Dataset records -
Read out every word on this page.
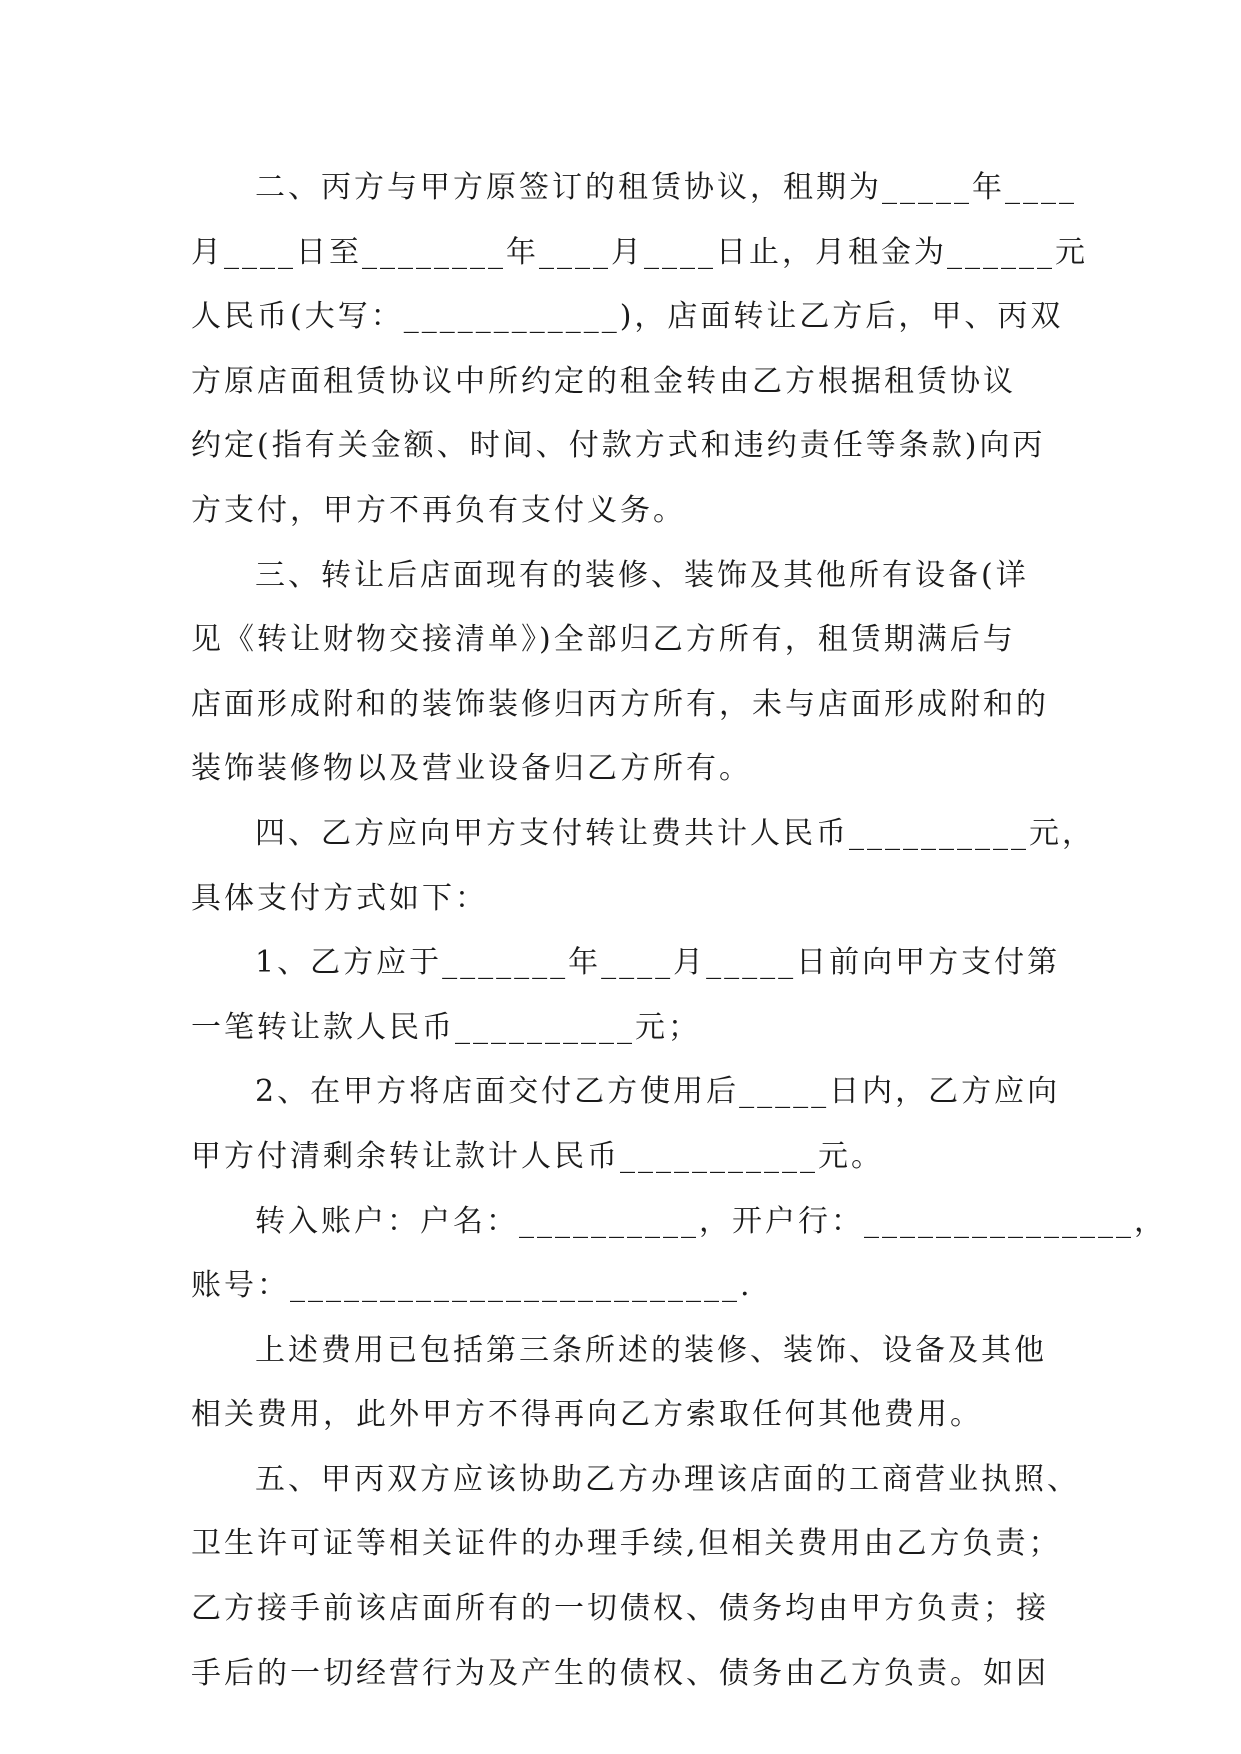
二、丙方与甲方原签订的租赁协议，租期为_____年____
月____日至________年____月____日止，月租金为______元
人民币(大写：____________)，店面转让乙方后，甲、丙双
方原店面租赁协议中所约定的租金转由乙方根据租赁协议
约定(指有关金额、时间、付款方式和违约责任等条款)向丙
方支付，甲方不再负有支付义务。
三、转让后店面现有的装修、装饰及其他所有设备(详
见《转让财物交接清单》)全部归乙方所有，租赁期满后与
店面形成附和的装饰装修归丙方所有，未与店面形成附和的
装饰装修物以及营业设备归乙方所有。
四、乙方应向甲方支付转让费共计人民币__________元，
具体支付方式如下：
1、乙方应于_______年____月_____日前向甲方支付第
一笔转让款人民币__________元；
2、在甲方将店面交付乙方使用后_____日内，乙方应向
甲方付清剩余转让款计人民币___________元。
转入账户：户名：__________，开户行：_______________，
账号：_________________________.
上述费用已包括第三条所述的装修、装饰、设备及其他
相关费用，此外甲方不得再向乙方索取任何其他费用。
五、甲丙双方应该协助乙方办理该店面的工商营业执照、
卫生许可证等相关证件的办理手续,但相关费用由乙方负责；
乙方接手前该店面所有的一切债权、债务均由甲方负责；接
手后的一切经营行为及产生的债权、债务由乙方负责。如因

SET TASK -
All of the data above should be transcribed verbatim, with pictures omitted.

RESPONSE -
Read out every word on this page.
二、丙方与甲方原签订的租赁协议，租期为_____年____
月____日至________年____月____日止，月租金为______元
人民币(大写：____________)，店面转让乙方后，甲、丙双
方原店面租赁协议中所约定的租金转由乙方根据租赁协议
约定(指有关金额、时间、付款方式和违约责任等条款)向丙
方支付，甲方不再负有支付义务。
三、转让后店面现有的装修、装饰及其他所有设备(详
见《转让财物交接清单》)全部归乙方所有，租赁期满后与
店面形成附和的装饰装修归丙方所有，未与店面形成附和的
装饰装修物以及营业设备归乙方所有。
四、乙方应向甲方支付转让费共计人民币__________元，
具体支付方式如下：
1、乙方应于_______年____月_____日前向甲方支付第
一笔转让款人民币__________元；
2、在甲方将店面交付乙方使用后_____日内，乙方应向
甲方付清剩余转让款计人民币___________元。
转入账户：户名：__________，开户行：_______________，
账号：_________________________.
上述费用已包括第三条所述的装修、装饰、设备及其他
相关费用，此外甲方不得再向乙方索取任何其他费用。
五、甲丙双方应该协助乙方办理该店面的工商营业执照、
卫生许可证等相关证件的办理手续,但相关费用由乙方负责；
乙方接手前该店面所有的一切债权、债务均由甲方负责；接
手后的一切经营行为及产生的债权、债务由乙方负责。如因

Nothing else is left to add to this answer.